• [Stated task]
For the entries that follow, state how many lines include the word "Rhode", giving the number and nothing else.

-- Begin Materials provided --

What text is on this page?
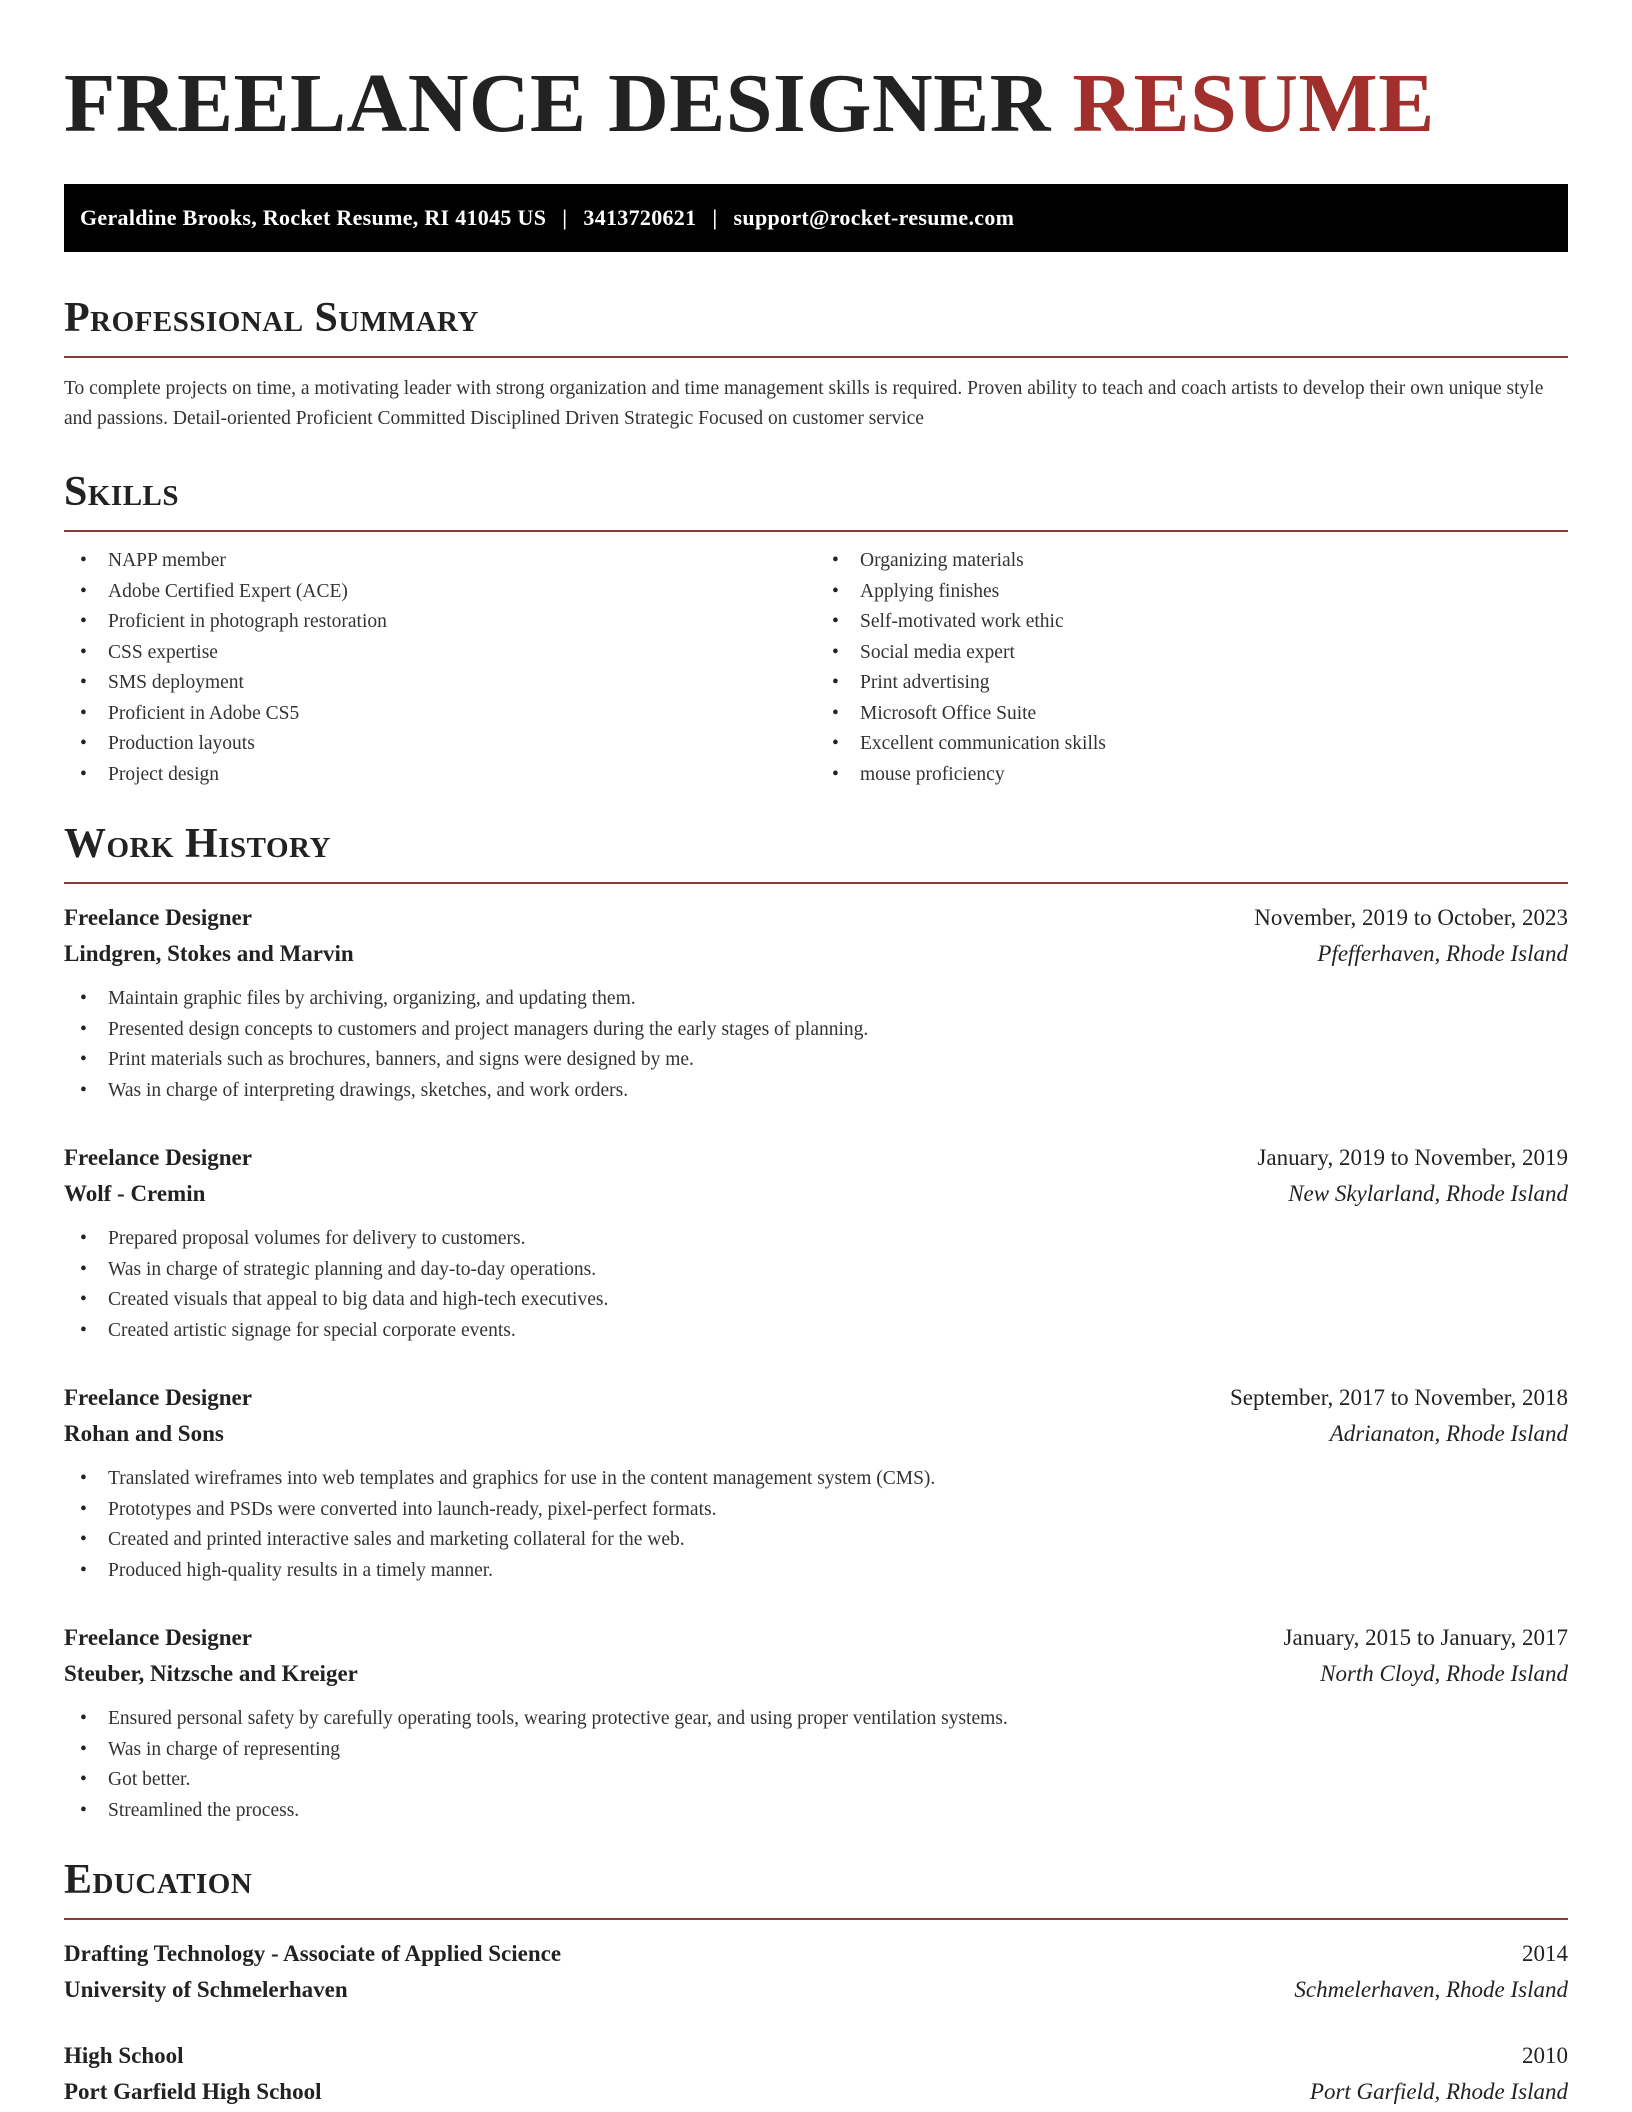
FREELANCE DESIGNER RESUME
Geraldine Brooks, Rocket Resume, RI 41045 US | 3413720621 | support@rocket-resume.com
Professional Summary

To complete projects on time, a motivating leader with strong organization and time management skills is required. Proven ability to teach and coach artists to develop their own unique style and passions. Detail-oriented Proficient Committed Disciplined Driven Strategic Focused on customer service

Skills
• NAPP member
• Adobe Certified Expert (ACE)
• Proficient in photograph restoration
• CSS expertise
• SMS deployment
• Proficient in Adobe CS5
• Production layouts
• Project design
• Organizing materials
• Applying finishes
• Self-motivated work ethic
• Social media expert
• Print advertising
• Microsoft Office Suite
• Excellent communication skills
• mouse proficiency
Work History
Freelance Designer	November, 2019 to October, 2023
Lindgren, Stokes and Marvin	Pfefferhaven, Rhode Island
• Maintain graphic files by archiving, organizing, and updating them.
• Presented design concepts to customers and project managers during the early stages of planning.
• Print materials such as brochures, banners, and signs were designed by me.
• Was in charge of interpreting drawings, sketches, and work orders.
Freelance Designer	January, 2019 to November, 2019
Wolf - Cremin	New Skylarland, Rhode Island
• Prepared proposal volumes for delivery to customers.
• Was in charge of strategic planning and day-to-day operations.
• Created visuals that appeal to big data and high-tech executives.
• Created artistic signage for special corporate events.
Freelance Designer	September, 2017 to November, 2018
Rohan and Sons	Adrianaton, Rhode Island
• Translated wireframes into web templates and graphics for use in the content management system (CMS).
• Prototypes and PSDs were converted into launch-ready, pixel-perfect formats.
• Created and printed interactive sales and marketing collateral for the web.
• Produced high-quality results in a timely manner.
Freelance Designer	January, 2015 to January, 2017
Steuber, Nitzsche and Kreiger	North Cloyd, Rhode Island
• Ensured personal safety by carefully operating tools, wearing protective gear, and using proper ventilation systems.
• Was in charge of representing
• Got better.
• Streamlined the process.
Education
Drafting Technology - Associate of Applied Science	2014
University of Schmelerhaven	Schmelerhaven, Rhode Island
High School	2010
Port Garfield High School	Port Garfield, Rhode Island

-- End Materials provided --

• [Answer to the task]
6